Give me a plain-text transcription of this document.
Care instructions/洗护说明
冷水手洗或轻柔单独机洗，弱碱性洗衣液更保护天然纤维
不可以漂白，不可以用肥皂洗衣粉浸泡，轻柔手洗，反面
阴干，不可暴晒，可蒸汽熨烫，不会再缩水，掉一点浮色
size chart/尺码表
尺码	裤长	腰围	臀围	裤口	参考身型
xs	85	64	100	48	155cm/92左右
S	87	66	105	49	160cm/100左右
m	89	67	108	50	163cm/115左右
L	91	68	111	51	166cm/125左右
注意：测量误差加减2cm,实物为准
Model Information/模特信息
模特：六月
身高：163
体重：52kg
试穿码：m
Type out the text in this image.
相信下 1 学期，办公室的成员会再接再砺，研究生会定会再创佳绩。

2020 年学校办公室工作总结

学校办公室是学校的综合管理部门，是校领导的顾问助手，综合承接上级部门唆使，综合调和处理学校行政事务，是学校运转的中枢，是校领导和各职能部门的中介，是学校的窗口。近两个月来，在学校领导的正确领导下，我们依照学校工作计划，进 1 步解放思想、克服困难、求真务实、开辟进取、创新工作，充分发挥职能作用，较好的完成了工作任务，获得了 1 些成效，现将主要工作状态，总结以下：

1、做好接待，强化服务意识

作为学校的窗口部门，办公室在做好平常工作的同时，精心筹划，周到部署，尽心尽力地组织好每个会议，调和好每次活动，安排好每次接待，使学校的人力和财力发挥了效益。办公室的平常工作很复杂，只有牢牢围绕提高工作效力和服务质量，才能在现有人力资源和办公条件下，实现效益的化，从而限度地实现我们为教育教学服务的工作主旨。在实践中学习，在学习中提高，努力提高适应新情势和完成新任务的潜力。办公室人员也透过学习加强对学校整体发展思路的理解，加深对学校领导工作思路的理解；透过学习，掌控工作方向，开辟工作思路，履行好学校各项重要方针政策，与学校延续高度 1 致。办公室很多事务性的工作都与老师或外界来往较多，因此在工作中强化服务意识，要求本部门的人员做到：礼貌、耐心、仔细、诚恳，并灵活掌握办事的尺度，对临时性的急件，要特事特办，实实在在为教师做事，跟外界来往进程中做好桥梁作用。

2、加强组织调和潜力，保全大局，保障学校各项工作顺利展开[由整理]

> [Work required]:
Search the records for the word "this" and copy every line where it occurs.

> [Exercise result]:
Give me a plain-text transcription of this document.
Type out the text in this image.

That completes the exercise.